WHAT IS BEING ASKED: Select all lines holding the word "敗トレード" from the entries that follow.

(Stored records)
::::::::
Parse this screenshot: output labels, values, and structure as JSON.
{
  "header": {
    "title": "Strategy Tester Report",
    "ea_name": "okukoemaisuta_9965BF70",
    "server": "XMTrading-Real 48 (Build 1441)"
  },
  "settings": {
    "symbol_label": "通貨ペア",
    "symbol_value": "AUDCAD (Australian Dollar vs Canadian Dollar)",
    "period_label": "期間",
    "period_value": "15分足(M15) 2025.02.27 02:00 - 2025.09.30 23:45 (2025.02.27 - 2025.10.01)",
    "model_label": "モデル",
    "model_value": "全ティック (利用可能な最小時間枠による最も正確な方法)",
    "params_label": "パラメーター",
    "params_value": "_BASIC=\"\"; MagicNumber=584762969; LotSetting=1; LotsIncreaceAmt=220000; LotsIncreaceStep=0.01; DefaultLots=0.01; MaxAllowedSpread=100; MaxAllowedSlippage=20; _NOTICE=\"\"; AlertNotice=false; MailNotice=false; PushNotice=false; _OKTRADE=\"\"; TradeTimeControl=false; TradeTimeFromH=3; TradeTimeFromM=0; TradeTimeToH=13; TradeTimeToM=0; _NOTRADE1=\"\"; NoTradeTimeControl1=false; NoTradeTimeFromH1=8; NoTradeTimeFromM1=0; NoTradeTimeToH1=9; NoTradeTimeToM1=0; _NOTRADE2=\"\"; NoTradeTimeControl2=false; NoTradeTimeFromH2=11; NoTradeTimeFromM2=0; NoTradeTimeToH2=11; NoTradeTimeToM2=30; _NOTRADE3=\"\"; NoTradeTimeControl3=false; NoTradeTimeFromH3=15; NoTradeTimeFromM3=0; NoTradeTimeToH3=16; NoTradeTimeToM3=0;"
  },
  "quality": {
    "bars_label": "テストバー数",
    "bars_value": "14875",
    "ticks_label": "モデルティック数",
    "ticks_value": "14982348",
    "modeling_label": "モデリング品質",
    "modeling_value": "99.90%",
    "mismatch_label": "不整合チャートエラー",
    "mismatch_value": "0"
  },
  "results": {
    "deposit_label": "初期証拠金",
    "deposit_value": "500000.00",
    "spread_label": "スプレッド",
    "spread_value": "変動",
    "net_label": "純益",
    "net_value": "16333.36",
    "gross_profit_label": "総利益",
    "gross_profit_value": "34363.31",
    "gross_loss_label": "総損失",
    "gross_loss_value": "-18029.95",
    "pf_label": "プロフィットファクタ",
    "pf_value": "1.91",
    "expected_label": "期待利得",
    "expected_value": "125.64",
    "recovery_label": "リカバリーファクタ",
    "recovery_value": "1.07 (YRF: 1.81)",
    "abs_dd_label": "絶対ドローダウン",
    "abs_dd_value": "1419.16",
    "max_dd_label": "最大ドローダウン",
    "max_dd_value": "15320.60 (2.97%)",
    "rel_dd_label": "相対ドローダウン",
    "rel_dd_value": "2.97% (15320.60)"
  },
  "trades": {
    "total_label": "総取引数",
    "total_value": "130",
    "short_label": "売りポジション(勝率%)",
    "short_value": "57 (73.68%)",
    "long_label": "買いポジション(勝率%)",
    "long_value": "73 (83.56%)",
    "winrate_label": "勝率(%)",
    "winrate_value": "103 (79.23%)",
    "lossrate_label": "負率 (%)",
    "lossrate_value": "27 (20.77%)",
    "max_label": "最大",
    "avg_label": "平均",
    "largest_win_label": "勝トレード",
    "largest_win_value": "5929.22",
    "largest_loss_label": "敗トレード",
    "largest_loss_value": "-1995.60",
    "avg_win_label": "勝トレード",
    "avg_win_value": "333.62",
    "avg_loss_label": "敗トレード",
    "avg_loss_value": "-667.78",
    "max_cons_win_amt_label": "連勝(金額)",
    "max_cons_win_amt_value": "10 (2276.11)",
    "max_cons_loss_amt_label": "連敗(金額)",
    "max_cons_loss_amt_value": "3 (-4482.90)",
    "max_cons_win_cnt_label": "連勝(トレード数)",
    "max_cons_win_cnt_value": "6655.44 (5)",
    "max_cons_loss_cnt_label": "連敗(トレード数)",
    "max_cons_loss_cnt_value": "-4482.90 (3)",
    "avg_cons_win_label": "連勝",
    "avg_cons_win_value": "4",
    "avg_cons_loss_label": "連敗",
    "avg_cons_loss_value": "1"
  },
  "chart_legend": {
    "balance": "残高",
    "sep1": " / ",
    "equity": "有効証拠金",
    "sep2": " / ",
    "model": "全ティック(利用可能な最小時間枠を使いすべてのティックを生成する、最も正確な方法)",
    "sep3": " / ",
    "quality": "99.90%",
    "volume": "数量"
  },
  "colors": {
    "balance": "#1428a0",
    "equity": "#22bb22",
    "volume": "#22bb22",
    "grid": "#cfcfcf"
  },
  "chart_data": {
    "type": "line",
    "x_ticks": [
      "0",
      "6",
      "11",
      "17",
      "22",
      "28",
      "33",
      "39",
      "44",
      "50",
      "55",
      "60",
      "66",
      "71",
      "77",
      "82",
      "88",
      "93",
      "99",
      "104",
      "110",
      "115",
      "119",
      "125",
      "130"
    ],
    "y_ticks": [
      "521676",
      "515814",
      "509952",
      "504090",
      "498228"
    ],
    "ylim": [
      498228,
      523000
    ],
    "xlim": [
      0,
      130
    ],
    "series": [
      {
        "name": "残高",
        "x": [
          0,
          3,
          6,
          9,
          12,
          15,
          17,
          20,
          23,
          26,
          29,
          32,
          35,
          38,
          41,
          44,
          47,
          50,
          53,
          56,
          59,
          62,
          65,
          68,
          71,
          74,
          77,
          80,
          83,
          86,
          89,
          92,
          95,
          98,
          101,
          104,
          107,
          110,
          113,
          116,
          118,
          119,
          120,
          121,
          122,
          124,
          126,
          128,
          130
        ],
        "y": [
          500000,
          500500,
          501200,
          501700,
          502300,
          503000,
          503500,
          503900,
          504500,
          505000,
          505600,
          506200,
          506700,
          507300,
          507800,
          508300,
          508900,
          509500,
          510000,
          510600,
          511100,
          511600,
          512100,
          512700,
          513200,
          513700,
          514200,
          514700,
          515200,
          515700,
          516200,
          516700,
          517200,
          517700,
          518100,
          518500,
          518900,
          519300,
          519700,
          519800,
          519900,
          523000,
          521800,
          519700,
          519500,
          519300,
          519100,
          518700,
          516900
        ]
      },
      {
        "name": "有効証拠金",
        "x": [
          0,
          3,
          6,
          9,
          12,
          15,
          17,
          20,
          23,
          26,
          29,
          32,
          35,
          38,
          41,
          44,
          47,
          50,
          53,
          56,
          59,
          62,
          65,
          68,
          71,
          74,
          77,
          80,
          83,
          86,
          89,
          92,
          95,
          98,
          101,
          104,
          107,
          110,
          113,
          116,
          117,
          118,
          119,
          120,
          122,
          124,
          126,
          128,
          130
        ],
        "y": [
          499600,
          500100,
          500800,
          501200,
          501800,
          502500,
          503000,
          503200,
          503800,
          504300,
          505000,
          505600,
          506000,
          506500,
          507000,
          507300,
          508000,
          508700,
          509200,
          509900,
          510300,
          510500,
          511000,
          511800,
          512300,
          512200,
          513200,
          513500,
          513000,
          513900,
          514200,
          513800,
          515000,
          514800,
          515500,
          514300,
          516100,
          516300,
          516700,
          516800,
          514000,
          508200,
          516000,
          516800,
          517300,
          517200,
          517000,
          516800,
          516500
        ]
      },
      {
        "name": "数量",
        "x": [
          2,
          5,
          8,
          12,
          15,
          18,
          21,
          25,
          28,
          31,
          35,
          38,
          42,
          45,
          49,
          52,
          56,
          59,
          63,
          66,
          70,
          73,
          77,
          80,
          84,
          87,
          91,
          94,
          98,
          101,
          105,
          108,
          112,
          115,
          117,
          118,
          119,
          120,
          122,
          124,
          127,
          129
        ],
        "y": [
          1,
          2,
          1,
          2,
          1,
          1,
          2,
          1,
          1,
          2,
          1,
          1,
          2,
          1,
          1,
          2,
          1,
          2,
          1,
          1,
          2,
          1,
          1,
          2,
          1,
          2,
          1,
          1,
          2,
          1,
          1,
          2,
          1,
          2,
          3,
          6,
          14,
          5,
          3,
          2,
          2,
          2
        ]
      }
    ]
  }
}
::::::::
WRITTEN SOLUTION:
    "largest_loss_label": "敗トレード",
    "avg_loss_label": "敗トレード",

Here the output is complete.